Extracted data:
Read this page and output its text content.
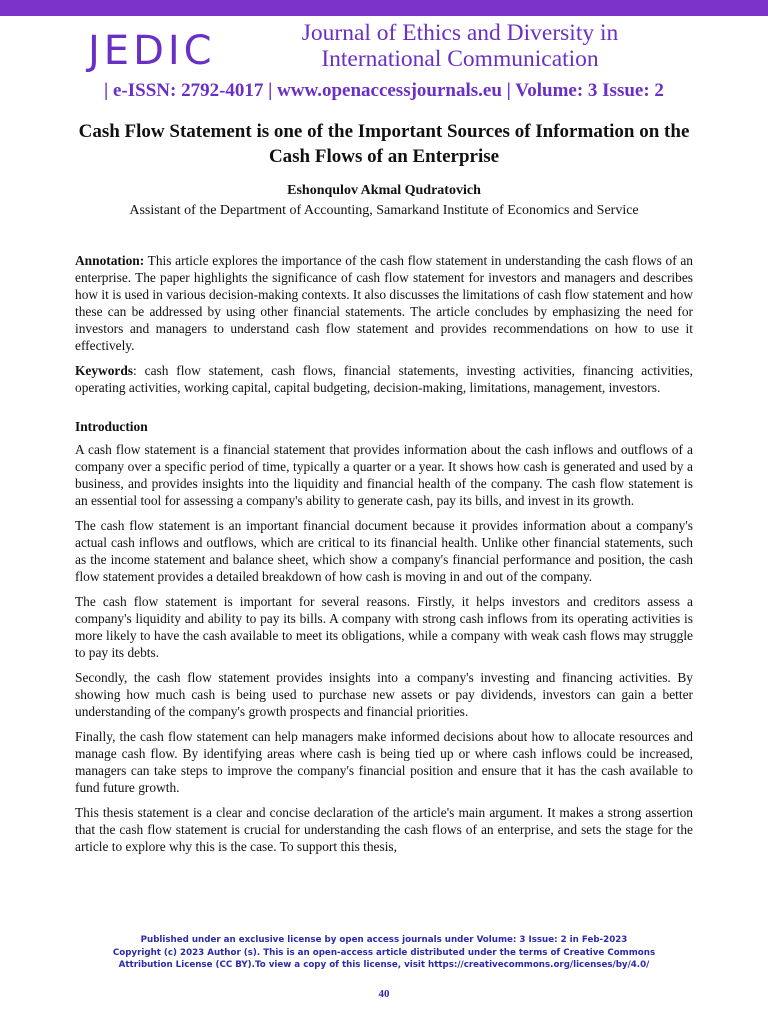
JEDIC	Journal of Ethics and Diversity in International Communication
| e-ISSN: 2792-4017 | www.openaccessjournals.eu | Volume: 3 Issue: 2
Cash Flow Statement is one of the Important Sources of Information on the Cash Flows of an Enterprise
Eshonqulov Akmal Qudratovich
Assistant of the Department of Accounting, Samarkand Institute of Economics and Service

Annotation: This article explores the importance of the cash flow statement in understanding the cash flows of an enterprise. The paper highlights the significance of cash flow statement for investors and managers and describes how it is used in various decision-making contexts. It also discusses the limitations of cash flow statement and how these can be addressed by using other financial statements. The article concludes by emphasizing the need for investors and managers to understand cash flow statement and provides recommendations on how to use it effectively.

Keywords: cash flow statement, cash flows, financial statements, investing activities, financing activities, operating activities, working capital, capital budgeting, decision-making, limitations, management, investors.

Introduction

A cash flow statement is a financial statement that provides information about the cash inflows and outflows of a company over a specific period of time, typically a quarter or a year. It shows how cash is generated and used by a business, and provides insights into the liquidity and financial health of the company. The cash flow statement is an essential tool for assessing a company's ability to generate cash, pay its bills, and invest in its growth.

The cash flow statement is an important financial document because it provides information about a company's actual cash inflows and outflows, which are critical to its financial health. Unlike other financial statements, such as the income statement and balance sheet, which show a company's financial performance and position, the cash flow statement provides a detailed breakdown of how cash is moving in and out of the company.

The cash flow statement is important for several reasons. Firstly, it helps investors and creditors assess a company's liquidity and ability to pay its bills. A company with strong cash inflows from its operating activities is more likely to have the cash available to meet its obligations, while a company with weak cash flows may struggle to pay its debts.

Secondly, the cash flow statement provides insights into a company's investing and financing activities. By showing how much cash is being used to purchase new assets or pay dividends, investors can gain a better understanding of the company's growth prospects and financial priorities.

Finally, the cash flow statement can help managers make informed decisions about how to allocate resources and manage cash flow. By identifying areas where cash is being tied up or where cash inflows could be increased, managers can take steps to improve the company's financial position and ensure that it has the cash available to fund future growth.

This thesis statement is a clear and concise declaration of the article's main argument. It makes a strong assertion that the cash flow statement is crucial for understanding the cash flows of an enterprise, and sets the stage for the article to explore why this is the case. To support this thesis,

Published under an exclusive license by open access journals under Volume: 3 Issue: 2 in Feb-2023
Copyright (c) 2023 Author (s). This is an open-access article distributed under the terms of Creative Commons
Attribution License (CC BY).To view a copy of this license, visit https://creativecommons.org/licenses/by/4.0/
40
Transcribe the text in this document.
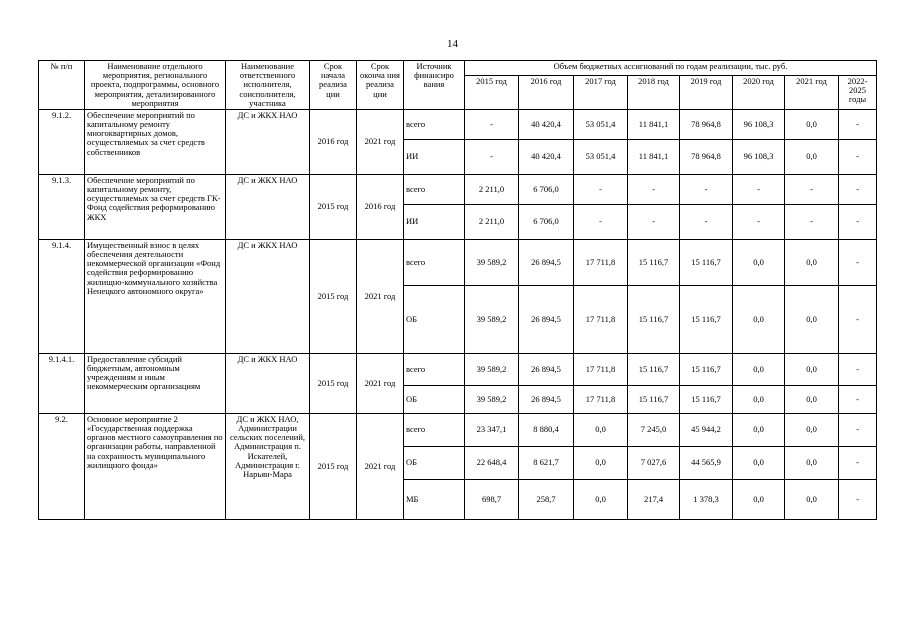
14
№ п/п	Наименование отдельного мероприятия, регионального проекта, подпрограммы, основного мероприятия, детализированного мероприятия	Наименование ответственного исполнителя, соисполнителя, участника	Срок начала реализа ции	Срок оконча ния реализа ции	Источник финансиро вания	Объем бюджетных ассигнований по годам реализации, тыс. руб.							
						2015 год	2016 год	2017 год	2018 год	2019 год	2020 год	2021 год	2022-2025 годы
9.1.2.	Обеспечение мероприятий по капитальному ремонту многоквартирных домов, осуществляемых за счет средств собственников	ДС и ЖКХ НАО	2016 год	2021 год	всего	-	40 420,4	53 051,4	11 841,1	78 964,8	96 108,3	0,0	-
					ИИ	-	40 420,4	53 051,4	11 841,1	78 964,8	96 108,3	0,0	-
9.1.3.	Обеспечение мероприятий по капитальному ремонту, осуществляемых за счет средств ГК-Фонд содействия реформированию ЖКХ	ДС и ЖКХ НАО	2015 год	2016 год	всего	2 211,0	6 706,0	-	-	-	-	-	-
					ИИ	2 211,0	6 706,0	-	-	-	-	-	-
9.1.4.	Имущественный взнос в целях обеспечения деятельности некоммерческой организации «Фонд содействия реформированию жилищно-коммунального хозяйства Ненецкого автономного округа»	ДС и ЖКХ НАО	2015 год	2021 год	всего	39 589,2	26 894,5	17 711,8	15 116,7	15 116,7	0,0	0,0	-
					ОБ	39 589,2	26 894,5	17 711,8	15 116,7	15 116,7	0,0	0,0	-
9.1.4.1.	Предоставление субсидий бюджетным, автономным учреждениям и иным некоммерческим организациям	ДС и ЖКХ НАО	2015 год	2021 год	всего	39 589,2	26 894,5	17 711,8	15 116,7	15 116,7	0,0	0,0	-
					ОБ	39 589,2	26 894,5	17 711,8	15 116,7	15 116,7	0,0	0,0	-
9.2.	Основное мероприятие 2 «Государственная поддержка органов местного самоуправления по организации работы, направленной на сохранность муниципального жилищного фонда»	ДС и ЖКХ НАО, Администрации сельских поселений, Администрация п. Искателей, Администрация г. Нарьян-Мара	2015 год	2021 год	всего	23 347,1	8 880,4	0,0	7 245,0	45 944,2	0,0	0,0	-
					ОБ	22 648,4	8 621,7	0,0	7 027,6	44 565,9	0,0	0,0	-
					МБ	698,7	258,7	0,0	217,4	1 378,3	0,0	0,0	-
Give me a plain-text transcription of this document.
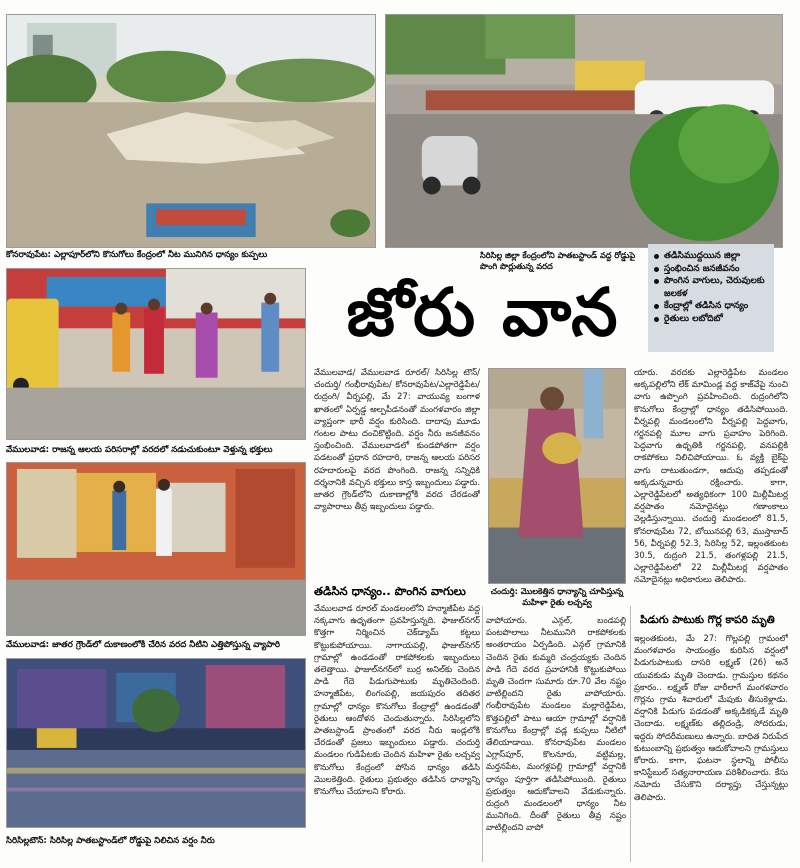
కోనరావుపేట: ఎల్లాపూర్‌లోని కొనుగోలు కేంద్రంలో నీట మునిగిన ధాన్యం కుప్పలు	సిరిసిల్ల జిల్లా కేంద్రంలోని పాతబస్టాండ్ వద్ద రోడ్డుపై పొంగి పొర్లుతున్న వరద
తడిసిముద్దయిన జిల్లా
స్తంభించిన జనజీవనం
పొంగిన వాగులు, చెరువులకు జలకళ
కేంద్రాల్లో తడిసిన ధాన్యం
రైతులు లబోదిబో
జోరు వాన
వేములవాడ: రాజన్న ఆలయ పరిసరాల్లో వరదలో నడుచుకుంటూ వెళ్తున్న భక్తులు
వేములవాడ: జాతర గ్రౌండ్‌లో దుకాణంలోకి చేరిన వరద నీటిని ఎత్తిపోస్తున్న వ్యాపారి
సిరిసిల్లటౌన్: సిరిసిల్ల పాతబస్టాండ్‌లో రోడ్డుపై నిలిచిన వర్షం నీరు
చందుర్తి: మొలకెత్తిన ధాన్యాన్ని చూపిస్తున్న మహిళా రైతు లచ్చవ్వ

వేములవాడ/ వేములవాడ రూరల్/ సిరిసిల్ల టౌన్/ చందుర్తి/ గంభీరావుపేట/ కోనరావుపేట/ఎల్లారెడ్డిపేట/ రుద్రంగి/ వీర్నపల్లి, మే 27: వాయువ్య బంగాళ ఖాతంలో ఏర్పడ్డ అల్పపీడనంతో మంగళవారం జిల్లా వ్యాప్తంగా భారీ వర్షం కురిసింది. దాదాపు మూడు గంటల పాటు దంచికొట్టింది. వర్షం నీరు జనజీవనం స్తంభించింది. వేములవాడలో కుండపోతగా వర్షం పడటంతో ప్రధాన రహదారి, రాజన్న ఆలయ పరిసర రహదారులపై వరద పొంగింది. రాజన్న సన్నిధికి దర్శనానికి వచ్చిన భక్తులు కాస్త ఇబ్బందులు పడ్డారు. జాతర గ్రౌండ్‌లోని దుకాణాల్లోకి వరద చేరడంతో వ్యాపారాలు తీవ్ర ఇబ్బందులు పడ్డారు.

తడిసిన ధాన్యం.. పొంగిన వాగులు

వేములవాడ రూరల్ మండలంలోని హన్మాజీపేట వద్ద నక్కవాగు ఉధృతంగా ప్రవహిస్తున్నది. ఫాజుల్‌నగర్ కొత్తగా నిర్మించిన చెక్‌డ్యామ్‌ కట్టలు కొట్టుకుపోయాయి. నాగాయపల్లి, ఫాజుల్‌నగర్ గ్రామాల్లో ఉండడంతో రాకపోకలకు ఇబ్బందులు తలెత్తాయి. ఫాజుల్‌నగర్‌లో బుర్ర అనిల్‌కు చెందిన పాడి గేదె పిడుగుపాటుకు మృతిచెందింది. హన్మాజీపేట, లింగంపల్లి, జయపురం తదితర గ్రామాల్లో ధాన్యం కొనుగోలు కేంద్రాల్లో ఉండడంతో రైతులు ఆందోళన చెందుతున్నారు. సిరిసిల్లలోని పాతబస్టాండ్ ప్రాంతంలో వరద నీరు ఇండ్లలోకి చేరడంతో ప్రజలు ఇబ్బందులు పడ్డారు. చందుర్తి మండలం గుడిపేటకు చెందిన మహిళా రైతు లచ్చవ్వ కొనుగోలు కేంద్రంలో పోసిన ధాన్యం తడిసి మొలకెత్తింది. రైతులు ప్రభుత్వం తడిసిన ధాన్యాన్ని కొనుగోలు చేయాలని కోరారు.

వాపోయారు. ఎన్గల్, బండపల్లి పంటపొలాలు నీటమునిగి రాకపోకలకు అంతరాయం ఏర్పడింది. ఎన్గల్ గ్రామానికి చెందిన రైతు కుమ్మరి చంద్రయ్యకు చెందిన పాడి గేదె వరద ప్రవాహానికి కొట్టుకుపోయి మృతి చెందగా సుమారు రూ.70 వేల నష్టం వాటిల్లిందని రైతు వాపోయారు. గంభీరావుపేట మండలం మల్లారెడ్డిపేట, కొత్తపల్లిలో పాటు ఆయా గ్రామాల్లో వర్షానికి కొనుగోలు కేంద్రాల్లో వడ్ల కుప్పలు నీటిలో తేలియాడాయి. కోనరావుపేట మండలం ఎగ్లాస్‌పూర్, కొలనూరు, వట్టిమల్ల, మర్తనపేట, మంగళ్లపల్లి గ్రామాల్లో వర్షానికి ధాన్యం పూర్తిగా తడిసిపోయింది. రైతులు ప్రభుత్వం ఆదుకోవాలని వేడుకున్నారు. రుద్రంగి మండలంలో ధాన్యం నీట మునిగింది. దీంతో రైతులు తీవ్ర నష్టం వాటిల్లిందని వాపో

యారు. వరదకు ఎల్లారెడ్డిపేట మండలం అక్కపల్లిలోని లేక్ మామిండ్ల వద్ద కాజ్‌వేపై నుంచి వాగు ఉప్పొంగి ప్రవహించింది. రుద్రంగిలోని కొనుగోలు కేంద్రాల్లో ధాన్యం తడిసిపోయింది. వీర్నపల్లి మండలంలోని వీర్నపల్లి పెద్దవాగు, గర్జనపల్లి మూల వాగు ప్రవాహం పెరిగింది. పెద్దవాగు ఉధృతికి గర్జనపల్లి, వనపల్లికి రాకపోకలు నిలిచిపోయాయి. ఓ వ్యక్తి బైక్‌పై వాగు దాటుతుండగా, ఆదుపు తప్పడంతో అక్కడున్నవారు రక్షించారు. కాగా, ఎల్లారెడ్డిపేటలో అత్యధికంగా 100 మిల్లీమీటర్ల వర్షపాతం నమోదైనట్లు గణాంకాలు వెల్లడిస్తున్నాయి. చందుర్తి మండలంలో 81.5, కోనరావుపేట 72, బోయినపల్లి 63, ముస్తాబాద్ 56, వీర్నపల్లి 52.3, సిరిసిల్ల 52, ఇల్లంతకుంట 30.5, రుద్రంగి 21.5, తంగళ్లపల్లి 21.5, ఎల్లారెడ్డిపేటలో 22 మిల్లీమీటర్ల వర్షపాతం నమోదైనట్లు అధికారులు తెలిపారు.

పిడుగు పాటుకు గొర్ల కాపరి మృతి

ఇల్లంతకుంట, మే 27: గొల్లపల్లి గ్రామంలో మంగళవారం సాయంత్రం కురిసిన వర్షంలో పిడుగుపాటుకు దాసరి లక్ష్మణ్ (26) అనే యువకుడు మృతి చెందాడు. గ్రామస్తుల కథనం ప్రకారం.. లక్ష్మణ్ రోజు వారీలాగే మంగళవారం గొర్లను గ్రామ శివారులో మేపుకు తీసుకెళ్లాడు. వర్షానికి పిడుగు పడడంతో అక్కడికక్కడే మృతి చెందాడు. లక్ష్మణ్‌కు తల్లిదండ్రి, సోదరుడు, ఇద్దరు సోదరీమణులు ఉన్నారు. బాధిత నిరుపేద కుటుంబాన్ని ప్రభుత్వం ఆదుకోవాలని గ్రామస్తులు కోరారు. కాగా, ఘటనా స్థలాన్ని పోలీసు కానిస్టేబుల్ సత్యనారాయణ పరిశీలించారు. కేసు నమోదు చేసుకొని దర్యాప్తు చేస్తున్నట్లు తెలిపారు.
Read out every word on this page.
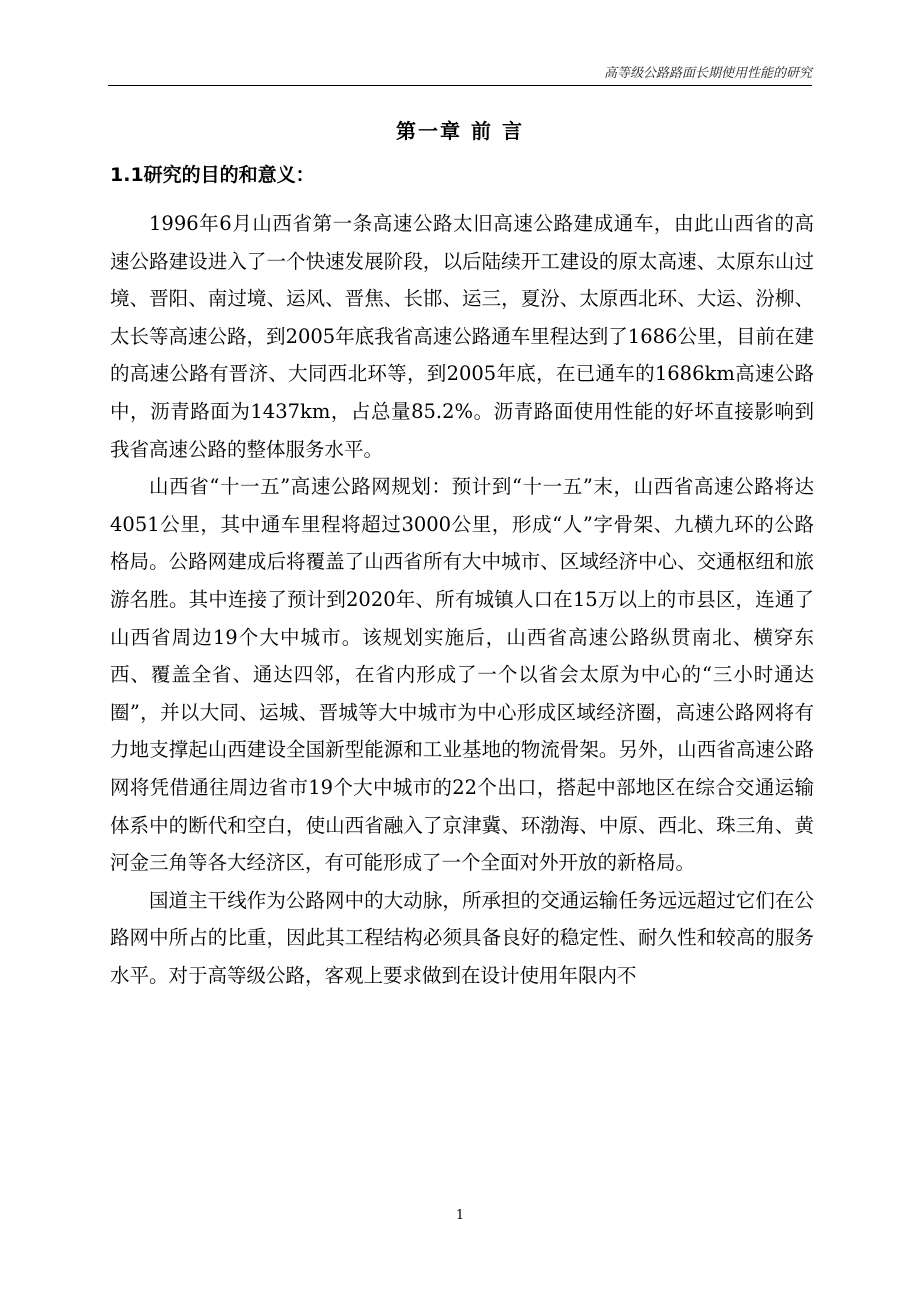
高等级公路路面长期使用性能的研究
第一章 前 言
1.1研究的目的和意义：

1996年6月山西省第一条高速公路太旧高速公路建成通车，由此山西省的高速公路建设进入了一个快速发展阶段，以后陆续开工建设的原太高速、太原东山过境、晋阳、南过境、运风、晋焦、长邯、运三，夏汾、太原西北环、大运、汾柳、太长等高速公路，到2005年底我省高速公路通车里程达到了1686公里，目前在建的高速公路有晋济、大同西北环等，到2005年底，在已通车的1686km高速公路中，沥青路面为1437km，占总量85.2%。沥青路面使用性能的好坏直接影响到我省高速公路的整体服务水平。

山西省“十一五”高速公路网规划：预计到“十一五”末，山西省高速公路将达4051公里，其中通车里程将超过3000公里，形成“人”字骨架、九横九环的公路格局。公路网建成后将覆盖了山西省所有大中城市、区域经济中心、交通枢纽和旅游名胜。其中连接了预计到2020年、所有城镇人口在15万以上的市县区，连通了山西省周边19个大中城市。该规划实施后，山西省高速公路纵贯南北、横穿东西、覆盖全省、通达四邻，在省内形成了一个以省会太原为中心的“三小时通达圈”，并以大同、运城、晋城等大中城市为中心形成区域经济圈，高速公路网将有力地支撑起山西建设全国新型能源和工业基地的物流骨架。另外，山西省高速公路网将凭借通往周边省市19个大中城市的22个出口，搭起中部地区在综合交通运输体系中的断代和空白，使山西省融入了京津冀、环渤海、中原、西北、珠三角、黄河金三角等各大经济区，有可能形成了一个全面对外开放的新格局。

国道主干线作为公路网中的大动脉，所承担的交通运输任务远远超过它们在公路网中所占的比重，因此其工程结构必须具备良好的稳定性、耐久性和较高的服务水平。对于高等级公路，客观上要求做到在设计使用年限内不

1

What is expected:
Reproduce each line of the material containing the word "making".

Reply to the task:
Annotation: This article explores the importance of the cash flow statement in understanding the cash flows of an enterprise. The paper highlights the significance of cash flow statement for investors and managers and describes how it is used in various decision-making contexts. It also discusses the limitations of cash flow statement and how these can be addressed by using other financial statements. The article concludes by emphasizing the need for investors and managers to understand cash flow statement and provides recommendations on how to use it effectively.
Keywords: cash flow statement, cash flows, financial statements, investing activities, financing activities, operating activities, working capital, capital budgeting, decision-making, limitations, management, investors.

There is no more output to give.